→ EXERCISE INSTRUCTIONS
Give the total number of lines with the word "this" in them, and no other words.

→ Collected data
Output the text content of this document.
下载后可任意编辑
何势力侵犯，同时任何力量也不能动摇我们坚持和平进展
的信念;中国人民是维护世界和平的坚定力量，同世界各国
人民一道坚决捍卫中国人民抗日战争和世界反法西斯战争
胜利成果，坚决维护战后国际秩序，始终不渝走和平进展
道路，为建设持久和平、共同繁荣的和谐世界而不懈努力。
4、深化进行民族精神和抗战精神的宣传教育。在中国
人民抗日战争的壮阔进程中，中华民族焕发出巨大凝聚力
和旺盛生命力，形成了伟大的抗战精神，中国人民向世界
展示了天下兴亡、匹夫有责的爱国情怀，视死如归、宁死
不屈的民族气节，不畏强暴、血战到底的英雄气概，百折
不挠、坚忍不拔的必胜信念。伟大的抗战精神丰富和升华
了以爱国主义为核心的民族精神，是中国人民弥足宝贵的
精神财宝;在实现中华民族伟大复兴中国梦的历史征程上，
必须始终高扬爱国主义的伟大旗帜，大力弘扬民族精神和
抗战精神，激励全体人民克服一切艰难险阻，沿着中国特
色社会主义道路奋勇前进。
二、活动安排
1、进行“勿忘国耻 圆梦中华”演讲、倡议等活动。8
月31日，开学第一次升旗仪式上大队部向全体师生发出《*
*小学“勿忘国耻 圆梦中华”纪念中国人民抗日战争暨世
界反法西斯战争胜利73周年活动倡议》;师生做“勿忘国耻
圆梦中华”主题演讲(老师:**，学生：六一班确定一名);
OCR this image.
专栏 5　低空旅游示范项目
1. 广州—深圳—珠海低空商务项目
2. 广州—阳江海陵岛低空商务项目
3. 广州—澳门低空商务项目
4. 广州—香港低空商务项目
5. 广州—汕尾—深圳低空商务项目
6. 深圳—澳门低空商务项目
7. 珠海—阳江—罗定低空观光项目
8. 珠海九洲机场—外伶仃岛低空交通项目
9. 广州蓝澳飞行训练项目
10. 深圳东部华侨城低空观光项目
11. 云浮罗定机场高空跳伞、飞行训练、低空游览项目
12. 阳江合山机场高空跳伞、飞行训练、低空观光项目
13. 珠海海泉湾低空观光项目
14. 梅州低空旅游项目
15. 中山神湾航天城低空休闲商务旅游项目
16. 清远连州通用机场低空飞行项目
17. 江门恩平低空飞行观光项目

→ REPLY TO THE TASK
2